**TASK BRIEF**
Repeat each record exactly. Any picture gets left out.

[start of SUPPLIED INFORMATION]

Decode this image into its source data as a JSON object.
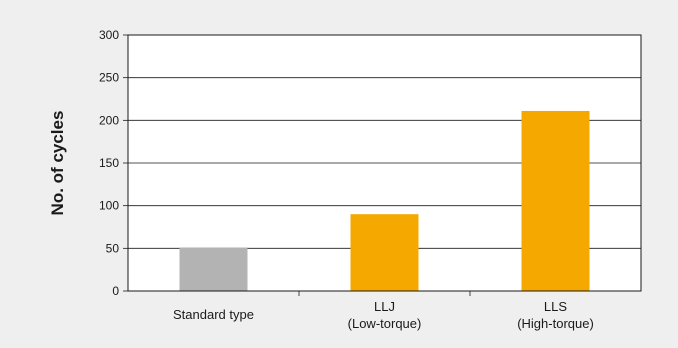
{
  "chart_data": {
    "type": "bar",
    "title": "",
    "xlabel": "",
    "ylabel": "No. of cycles",
    "ylim": [
      0,
      300
    ],
    "yticks": [
      0,
      50,
      100,
      150,
      200,
      250,
      300
    ],
    "grid": true,
    "categories": [
      [
        "Standard type"
      ],
      [
        "LLJ",
        "(Low-torque)"
      ],
      [
        "LLS",
        "(High-torque)"
      ]
    ],
    "values": [
      51,
      90,
      211
    ],
    "colors": [
      "#b3b3b3",
      "#f5a800",
      "#f5a800"
    ],
    "gridline_color": "#1a1a1a",
    "plot_background": "#ffffff"
  }
}
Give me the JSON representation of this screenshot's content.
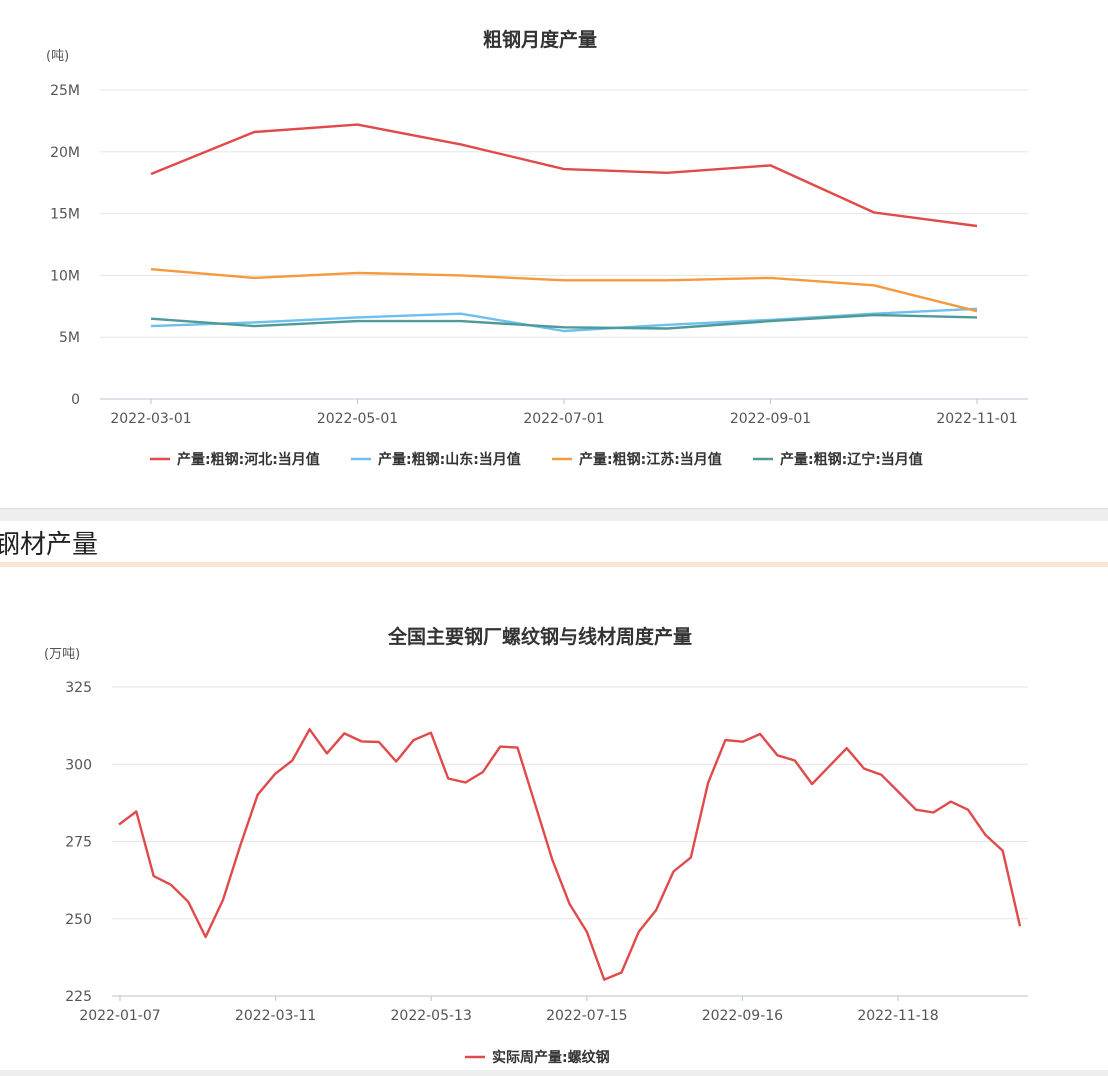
{
  "section": {
    "title": "钢材产量"
  },
  "chart_data": [
    {
      "type": "line",
      "title": "粗钢月度产量",
      "yunit": "(吨)",
      "yticks": [
        0,
        5000000,
        10000000,
        15000000,
        20000000,
        25000000
      ],
      "yticklabels": [
        "0",
        "5M",
        "10M",
        "15M",
        "20M",
        "25M"
      ],
      "ylim": [
        0,
        25000000
      ],
      "x": [
        "2022-03-01",
        "2022-04-01",
        "2022-05-01",
        "2022-06-01",
        "2022-07-01",
        "2022-08-01",
        "2022-09-01",
        "2022-10-01",
        "2022-11-01"
      ],
      "xticklabels": [
        "2022-03-01",
        "2022-05-01",
        "2022-07-01",
        "2022-09-01",
        "2022-11-01"
      ],
      "grid": true,
      "legend_position": "bottom",
      "series": [
        {
          "name": "产量:粗钢:河北:当月值",
          "color": "#e04a4a",
          "values": [
            18200000,
            21600000,
            22200000,
            20600000,
            18600000,
            18300000,
            18900000,
            15100000,
            14000000
          ]
        },
        {
          "name": "产量:粗钢:山东:当月值",
          "color": "#6fbfee",
          "values": [
            5900000,
            6200000,
            6600000,
            6900000,
            5500000,
            6000000,
            6400000,
            6900000,
            7300000
          ]
        },
        {
          "name": "产量:粗钢:江苏:当月值",
          "color": "#f59a3c",
          "values": [
            10500000,
            9800000,
            10200000,
            10000000,
            9600000,
            9600000,
            9800000,
            9200000,
            7100000
          ]
        },
        {
          "name": "产量:粗钢:辽宁:当月值",
          "color": "#4f9a99",
          "values": [
            6500000,
            5900000,
            6300000,
            6300000,
            5800000,
            5700000,
            6300000,
            6800000,
            6600000
          ]
        }
      ]
    },
    {
      "type": "line",
      "title": "全国主要钢厂螺纹钢与线材周度产量",
      "yunit": "(万吨)",
      "yticks": [
        225,
        250,
        275,
        300,
        325
      ],
      "yticklabels": [
        "225",
        "250",
        "275",
        "300",
        "325"
      ],
      "ylim": [
        225,
        325
      ],
      "xticklabels": [
        "2022-01-07",
        "2022-03-11",
        "2022-05-13",
        "2022-07-15",
        "2022-09-16",
        "2022-11-18"
      ],
      "grid": true,
      "legend_position": "bottom",
      "series": [
        {
          "name": "实际周产量:螺纹钢",
          "color": "#e04a4a",
          "values": [
            280.5,
            284.7,
            263.8,
            261.0,
            255.5,
            244.1,
            256.1,
            273.7,
            290.1,
            296.8,
            301.2,
            311.3,
            303.5,
            310.0,
            307.4,
            307.2,
            300.9,
            307.8,
            310.2,
            295.4,
            294.1,
            297.5,
            305.7,
            305.4,
            287.4,
            269.2,
            254.8,
            245.8,
            230.3,
            232.6,
            245.8,
            252.8,
            265.3,
            269.8,
            294.0,
            307.8,
            307.3,
            309.8,
            302.9,
            301.2,
            293.6,
            299.4,
            305.2,
            298.6,
            296.6,
            291.0,
            285.3,
            284.4,
            287.9,
            285.3,
            277.2,
            272.0,
            247.6
          ]
        }
      ]
    }
  ]
}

[end of SUPPLIED INFORMATION]

**ANSWER**
Decode this image into its source data as a JSON object.
{
  "chart_data": {
    "type": "bar",
    "title": "",
    "xlabel": "",
    "ylabel": "No. of cycles",
    "ylim": [
      0,
      300
    ],
    "yticks": [
      0,
      50,
      100,
      150,
      200,
      250,
      300
    ],
    "grid": true,
    "categories": [
      [
        "Standard type"
      ],
      [
        "LLJ",
        "(Low-torque)"
      ],
      [
        "LLS",
        "(High-torque)"
      ]
    ],
    "values": [
      51,
      90,
      211
    ],
    "colors": [
      "#b3b3b3",
      "#f5a800",
      "#f5a800"
    ],
    "gridline_color": "#1a1a1a",
    "plot_background": "#ffffff"
  }
}
Give me the JSON representation of this screenshot's content.
{
  "section": {
    "title": "钢材产量"
  },
  "chart_data": [
    {
      "type": "line",
      "title": "粗钢月度产量",
      "yunit": "(吨)",
      "yticks": [
        0,
        5000000,
        10000000,
        15000000,
        20000000,
        25000000
      ],
      "yticklabels": [
        "0",
        "5M",
        "10M",
        "15M",
        "20M",
        "25M"
      ],
      "ylim": [
        0,
        25000000
      ],
      "x": [
        "2022-03-01",
        "2022-04-01",
        "2022-05-01",
        "2022-06-01",
        "2022-07-01",
        "2022-08-01",
        "2022-09-01",
        "2022-10-01",
        "2022-11-01"
      ],
      "xticklabels": [
        "2022-03-01",
        "2022-05-01",
        "2022-07-01",
        "2022-09-01",
        "2022-11-01"
      ],
      "grid": true,
      "legend_position": "bottom",
      "series": [
        {
          "name": "产量:粗钢:河北:当月值",
          "color": "#e04a4a",
          "values": [
            18200000,
            21600000,
            22200000,
            20600000,
            18600000,
            18300000,
            18900000,
            15100000,
            14000000
          ]
        },
        {
          "name": "产量:粗钢:山东:当月值",
          "color": "#6fbfee",
          "values": [
            5900000,
            6200000,
            6600000,
            6900000,
            5500000,
            6000000,
            6400000,
            6900000,
            7300000
          ]
        },
        {
          "name": "产量:粗钢:江苏:当月值",
          "color": "#f59a3c",
          "values": [
            10500000,
            9800000,
            10200000,
            10000000,
            9600000,
            9600000,
            9800000,
            9200000,
            7100000
          ]
        },
        {
          "name": "产量:粗钢:辽宁:当月值",
          "color": "#4f9a99",
          "values": [
            6500000,
            5900000,
            6300000,
            6300000,
            5800000,
            5700000,
            6300000,
            6800000,
            6600000
          ]
        }
      ]
    },
    {
      "type": "line",
      "title": "全国主要钢厂螺纹钢与线材周度产量",
      "yunit": "(万吨)",
      "yticks": [
        225,
        250,
        275,
        300,
        325
      ],
      "yticklabels": [
        "225",
        "250",
        "275",
        "300",
        "325"
      ],
      "ylim": [
        225,
        325
      ],
      "xticklabels": [
        "2022-01-07",
        "2022-03-11",
        "2022-05-13",
        "2022-07-15",
        "2022-09-16",
        "2022-11-18"
      ],
      "grid": true,
      "legend_position": "bottom",
      "series": [
        {
          "name": "实际周产量:螺纹钢",
          "color": "#e04a4a",
          "values": [
            280.5,
            284.7,
            263.8,
            261.0,
            255.5,
            244.1,
            256.1,
            273.7,
            290.1,
            296.8,
            301.2,
            311.3,
            303.5,
            310.0,
            307.4,
            307.2,
            300.9,
            307.8,
            310.2,
            295.4,
            294.1,
            297.5,
            305.7,
            305.4,
            287.4,
            269.2,
            254.8,
            245.8,
            230.3,
            232.6,
            245.8,
            252.8,
            265.3,
            269.8,
            294.0,
            307.8,
            307.3,
            309.8,
            302.9,
            301.2,
            293.6,
            299.4,
            305.2,
            298.6,
            296.6,
            291.0,
            285.3,
            284.4,
            287.9,
            285.3,
            277.2,
            272.0,
            247.6
          ]
        }
      ]
    }
  ]
}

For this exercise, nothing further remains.